▶ _EXERCISE BRIEF_:
Return all lines where the word "ALCOIN" can be found.

Records that describe figures
** Start **

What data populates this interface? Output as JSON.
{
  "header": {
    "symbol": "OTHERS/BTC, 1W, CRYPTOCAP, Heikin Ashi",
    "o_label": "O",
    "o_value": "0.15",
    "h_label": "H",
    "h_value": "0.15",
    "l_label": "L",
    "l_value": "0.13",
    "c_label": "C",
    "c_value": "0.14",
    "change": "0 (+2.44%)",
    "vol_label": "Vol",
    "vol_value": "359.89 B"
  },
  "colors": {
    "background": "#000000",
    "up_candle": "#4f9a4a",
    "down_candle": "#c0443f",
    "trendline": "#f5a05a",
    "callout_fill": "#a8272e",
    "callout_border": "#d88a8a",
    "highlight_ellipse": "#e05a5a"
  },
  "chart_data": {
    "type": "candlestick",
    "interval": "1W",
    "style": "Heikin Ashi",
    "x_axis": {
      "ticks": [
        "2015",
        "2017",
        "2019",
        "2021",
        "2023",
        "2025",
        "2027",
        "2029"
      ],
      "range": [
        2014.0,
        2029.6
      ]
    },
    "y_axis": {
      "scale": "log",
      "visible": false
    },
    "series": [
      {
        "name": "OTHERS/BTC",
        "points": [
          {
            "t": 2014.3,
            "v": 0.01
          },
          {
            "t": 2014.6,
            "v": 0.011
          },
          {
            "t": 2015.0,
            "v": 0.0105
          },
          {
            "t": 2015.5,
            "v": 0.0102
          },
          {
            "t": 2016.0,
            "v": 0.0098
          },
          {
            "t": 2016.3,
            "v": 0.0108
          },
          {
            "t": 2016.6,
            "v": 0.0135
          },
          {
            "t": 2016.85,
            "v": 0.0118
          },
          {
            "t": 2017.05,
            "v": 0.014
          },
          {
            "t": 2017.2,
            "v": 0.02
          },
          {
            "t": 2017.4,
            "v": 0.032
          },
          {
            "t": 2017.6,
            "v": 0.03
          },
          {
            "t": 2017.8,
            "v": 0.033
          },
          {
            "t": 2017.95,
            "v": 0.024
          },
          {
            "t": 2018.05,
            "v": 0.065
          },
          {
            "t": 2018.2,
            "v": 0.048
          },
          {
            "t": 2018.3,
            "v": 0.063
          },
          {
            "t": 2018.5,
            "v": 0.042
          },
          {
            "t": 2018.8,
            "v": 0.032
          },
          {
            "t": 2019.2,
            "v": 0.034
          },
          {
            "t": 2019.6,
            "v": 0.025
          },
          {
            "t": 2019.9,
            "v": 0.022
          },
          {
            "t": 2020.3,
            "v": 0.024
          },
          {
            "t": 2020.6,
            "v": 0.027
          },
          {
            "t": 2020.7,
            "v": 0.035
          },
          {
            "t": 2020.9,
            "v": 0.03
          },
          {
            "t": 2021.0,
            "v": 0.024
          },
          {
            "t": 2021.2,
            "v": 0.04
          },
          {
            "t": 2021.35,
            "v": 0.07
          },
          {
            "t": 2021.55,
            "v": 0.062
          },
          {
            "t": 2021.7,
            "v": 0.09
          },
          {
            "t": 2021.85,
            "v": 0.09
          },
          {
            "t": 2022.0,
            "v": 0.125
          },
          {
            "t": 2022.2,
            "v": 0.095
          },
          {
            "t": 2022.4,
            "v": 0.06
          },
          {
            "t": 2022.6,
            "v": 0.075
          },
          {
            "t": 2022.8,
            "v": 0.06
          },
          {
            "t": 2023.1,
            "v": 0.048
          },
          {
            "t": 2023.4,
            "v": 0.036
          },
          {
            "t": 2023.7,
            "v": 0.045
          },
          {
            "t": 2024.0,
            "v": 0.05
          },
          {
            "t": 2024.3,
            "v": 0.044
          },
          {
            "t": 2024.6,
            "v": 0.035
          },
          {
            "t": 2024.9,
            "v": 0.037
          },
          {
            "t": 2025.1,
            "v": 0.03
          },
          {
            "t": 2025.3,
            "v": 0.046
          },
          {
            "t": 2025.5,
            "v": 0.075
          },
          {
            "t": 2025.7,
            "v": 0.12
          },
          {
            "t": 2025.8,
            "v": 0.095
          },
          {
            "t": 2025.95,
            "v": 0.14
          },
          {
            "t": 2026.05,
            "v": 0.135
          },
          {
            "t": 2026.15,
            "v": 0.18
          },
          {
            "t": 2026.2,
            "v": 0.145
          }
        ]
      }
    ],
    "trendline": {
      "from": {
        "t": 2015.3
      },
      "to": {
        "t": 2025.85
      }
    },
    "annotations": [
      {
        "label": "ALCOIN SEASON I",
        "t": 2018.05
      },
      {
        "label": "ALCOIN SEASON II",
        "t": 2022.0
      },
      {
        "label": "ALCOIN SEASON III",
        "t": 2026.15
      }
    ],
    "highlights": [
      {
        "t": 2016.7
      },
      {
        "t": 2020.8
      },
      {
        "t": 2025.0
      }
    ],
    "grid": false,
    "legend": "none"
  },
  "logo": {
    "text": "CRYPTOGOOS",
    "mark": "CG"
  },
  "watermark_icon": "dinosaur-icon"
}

** End **

▶ _FINAL RESULT_:
        "label": "ALCOIN SEASON I",
        "label": "ALCOIN SEASON II",
        "label": "ALCOIN SEASON III",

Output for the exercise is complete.